Return the listing word for word, as given.

» Stored rows
>> Start

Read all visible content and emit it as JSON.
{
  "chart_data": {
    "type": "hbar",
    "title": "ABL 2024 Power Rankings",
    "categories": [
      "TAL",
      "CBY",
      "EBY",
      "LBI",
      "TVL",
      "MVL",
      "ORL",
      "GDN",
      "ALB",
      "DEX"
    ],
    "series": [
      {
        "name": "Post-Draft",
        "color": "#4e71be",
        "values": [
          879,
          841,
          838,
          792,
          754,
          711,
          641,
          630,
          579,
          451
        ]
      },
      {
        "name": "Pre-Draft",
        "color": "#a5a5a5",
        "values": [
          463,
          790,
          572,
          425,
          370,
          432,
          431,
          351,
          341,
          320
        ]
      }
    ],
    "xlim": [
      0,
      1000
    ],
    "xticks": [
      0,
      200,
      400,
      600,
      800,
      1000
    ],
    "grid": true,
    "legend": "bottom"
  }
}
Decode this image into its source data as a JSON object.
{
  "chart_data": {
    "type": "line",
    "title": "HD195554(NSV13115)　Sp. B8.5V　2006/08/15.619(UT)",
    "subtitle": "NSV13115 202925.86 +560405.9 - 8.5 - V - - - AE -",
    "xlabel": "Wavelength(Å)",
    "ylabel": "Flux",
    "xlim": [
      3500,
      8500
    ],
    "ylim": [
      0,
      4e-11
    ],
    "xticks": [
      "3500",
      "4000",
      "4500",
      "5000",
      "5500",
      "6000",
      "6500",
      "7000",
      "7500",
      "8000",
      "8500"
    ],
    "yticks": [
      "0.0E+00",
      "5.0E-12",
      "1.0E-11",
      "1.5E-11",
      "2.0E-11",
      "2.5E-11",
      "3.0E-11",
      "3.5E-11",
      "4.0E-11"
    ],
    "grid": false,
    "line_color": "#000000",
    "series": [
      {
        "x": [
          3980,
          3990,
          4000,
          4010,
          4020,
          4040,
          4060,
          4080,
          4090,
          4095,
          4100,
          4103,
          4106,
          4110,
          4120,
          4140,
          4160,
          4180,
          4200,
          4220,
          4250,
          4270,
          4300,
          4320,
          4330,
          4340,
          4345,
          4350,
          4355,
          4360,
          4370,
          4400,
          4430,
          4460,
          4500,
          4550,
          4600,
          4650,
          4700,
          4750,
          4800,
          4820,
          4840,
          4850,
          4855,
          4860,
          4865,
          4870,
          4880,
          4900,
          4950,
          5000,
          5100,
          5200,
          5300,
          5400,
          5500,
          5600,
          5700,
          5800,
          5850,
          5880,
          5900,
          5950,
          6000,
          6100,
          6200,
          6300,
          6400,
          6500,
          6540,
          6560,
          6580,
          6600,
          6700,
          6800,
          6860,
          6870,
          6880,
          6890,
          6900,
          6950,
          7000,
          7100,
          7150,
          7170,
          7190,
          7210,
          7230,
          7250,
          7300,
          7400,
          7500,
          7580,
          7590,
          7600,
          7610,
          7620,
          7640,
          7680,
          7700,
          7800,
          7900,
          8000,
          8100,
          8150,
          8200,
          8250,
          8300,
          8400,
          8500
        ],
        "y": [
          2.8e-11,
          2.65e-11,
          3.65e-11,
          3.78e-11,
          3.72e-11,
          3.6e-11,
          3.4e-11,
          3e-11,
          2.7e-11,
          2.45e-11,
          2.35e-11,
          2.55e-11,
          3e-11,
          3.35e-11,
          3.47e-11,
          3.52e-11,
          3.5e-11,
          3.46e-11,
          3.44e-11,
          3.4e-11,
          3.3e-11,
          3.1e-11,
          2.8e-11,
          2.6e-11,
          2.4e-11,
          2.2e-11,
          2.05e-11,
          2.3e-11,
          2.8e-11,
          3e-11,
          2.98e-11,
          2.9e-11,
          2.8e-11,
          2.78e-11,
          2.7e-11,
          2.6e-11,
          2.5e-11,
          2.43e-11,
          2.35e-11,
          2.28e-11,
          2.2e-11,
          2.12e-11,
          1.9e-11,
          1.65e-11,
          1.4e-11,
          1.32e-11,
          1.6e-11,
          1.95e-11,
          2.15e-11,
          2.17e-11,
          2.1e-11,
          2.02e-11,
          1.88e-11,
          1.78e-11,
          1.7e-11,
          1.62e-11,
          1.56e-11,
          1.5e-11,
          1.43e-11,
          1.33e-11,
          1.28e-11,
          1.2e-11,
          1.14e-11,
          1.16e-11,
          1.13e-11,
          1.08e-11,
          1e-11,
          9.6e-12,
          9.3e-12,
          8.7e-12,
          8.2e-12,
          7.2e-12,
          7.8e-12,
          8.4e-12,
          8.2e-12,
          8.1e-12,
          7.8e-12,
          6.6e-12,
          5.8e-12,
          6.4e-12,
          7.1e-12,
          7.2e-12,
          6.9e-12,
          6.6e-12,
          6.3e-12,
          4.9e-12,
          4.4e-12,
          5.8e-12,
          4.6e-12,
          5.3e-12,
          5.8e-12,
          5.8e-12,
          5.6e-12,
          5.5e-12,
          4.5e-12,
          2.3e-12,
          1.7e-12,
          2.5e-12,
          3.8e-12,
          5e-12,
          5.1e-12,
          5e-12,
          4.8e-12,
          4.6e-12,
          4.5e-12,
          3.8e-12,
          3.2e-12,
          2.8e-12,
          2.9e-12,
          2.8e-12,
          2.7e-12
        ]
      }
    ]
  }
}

>> End

» Finished exercise
Read all visible content and emit it as JSON.
{
  "chart_data": {
    "type": "hbar",
    "title": "ABL 2024 Power Rankings",
    "categories": [
      "TAL",
      "CBY",
      "EBY",
      "LBI",
      "TVL",
      "MVL",
      "ORL",
      "GDN",
      "ALB",
      "DEX"
    ],
    "series": [
      {
        "name": "Post-Draft",
        "color": "#4e71be",
        "values": [
          879,
          841,
          838,
          792,
          754,
          711,
          641,
          630,
          579,
          451
        ]
      },
      {
        "name": "Pre-Draft",
        "color": "#a5a5a5",
        "values": [
          463,
          790,
          572,
          425,
          370,
          432,
          431,
          351,
          341,
          320
        ]
      }
    ],
    "xlim": [
      0,
      1000
    ],
    "xticks": [
      0,
      200,
      400,
      600,
      800,
      1000
    ],
    "grid": true,
    "legend": "bottom"
  }
}
Decode this image into its source data as a JSON object.
{
  "chart_data": {
    "type": "line",
    "title": "HD195554(NSV13115)　Sp. B8.5V　2006/08/15.619(UT)",
    "subtitle": "NSV13115 202925.86 +560405.9 - 8.5 - V - - - AE -",
    "xlabel": "Wavelength(Å)",
    "ylabel": "Flux",
    "xlim": [
      3500,
      8500
    ],
    "ylim": [
      0,
      4e-11
    ],
    "xticks": [
      "3500",
      "4000",
      "4500",
      "5000",
      "5500",
      "6000",
      "6500",
      "7000",
      "7500",
      "8000",
      "8500"
    ],
    "yticks": [
      "0.0E+00",
      "5.0E-12",
      "1.0E-11",
      "1.5E-11",
      "2.0E-11",
      "2.5E-11",
      "3.0E-11",
      "3.5E-11",
      "4.0E-11"
    ],
    "grid": false,
    "line_color": "#000000",
    "series": [
      {
        "x": [
          3980,
          3990,
          4000,
          4010,
          4020,
          4040,
          4060,
          4080,
          4090,
          4095,
          4100,
          4103,
          4106,
          4110,
          4120,
          4140,
          4160,
          4180,
          4200,
          4220,
          4250,
          4270,
          4300,
          4320,
          4330,
          4340,
          4345,
          4350,
          4355,
          4360,
          4370,
          4400,
          4430,
          4460,
          4500,
          4550,
          4600,
          4650,
          4700,
          4750,
          4800,
          4820,
          4840,
          4850,
          4855,
          4860,
          4865,
          4870,
          4880,
          4900,
          4950,
          5000,
          5100,
          5200,
          5300,
          5400,
          5500,
          5600,
          5700,
          5800,
          5850,
          5880,
          5900,
          5950,
          6000,
          6100,
          6200,
          6300,
          6400,
          6500,
          6540,
          6560,
          6580,
          6600,
          6700,
          6800,
          6860,
          6870,
          6880,
          6890,
          6900,
          6950,
          7000,
          7100,
          7150,
          7170,
          7190,
          7210,
          7230,
          7250,
          7300,
          7400,
          7500,
          7580,
          7590,
          7600,
          7610,
          7620,
          7640,
          7680,
          7700,
          7800,
          7900,
          8000,
          8100,
          8150,
          8200,
          8250,
          8300,
          8400,
          8500
        ],
        "y": [
          2.8e-11,
          2.65e-11,
          3.65e-11,
          3.78e-11,
          3.72e-11,
          3.6e-11,
          3.4e-11,
          3e-11,
          2.7e-11,
          2.45e-11,
          2.35e-11,
          2.55e-11,
          3e-11,
          3.35e-11,
          3.47e-11,
          3.52e-11,
          3.5e-11,
          3.46e-11,
          3.44e-11,
          3.4e-11,
          3.3e-11,
          3.1e-11,
          2.8e-11,
          2.6e-11,
          2.4e-11,
          2.2e-11,
          2.05e-11,
          2.3e-11,
          2.8e-11,
          3e-11,
          2.98e-11,
          2.9e-11,
          2.8e-11,
          2.78e-11,
          2.7e-11,
          2.6e-11,
          2.5e-11,
          2.43e-11,
          2.35e-11,
          2.28e-11,
          2.2e-11,
          2.12e-11,
          1.9e-11,
          1.65e-11,
          1.4e-11,
          1.32e-11,
          1.6e-11,
          1.95e-11,
          2.15e-11,
          2.17e-11,
          2.1e-11,
          2.02e-11,
          1.88e-11,
          1.78e-11,
          1.7e-11,
          1.62e-11,
          1.56e-11,
          1.5e-11,
          1.43e-11,
          1.33e-11,
          1.28e-11,
          1.2e-11,
          1.14e-11,
          1.16e-11,
          1.13e-11,
          1.08e-11,
          1e-11,
          9.6e-12,
          9.3e-12,
          8.7e-12,
          8.2e-12,
          7.2e-12,
          7.8e-12,
          8.4e-12,
          8.2e-12,
          8.1e-12,
          7.8e-12,
          6.6e-12,
          5.8e-12,
          6.4e-12,
          7.1e-12,
          7.2e-12,
          6.9e-12,
          6.6e-12,
          6.3e-12,
          4.9e-12,
          4.4e-12,
          5.8e-12,
          4.6e-12,
          5.3e-12,
          5.8e-12,
          5.8e-12,
          5.6e-12,
          5.5e-12,
          4.5e-12,
          2.3e-12,
          1.7e-12,
          2.5e-12,
          3.8e-12,
          5e-12,
          5.1e-12,
          5e-12,
          4.8e-12,
          4.6e-12,
          4.5e-12,
          3.8e-12,
          3.2e-12,
          2.8e-12,
          2.9e-12,
          2.8e-12,
          2.7e-12
        ]
      }
    ]
  }
}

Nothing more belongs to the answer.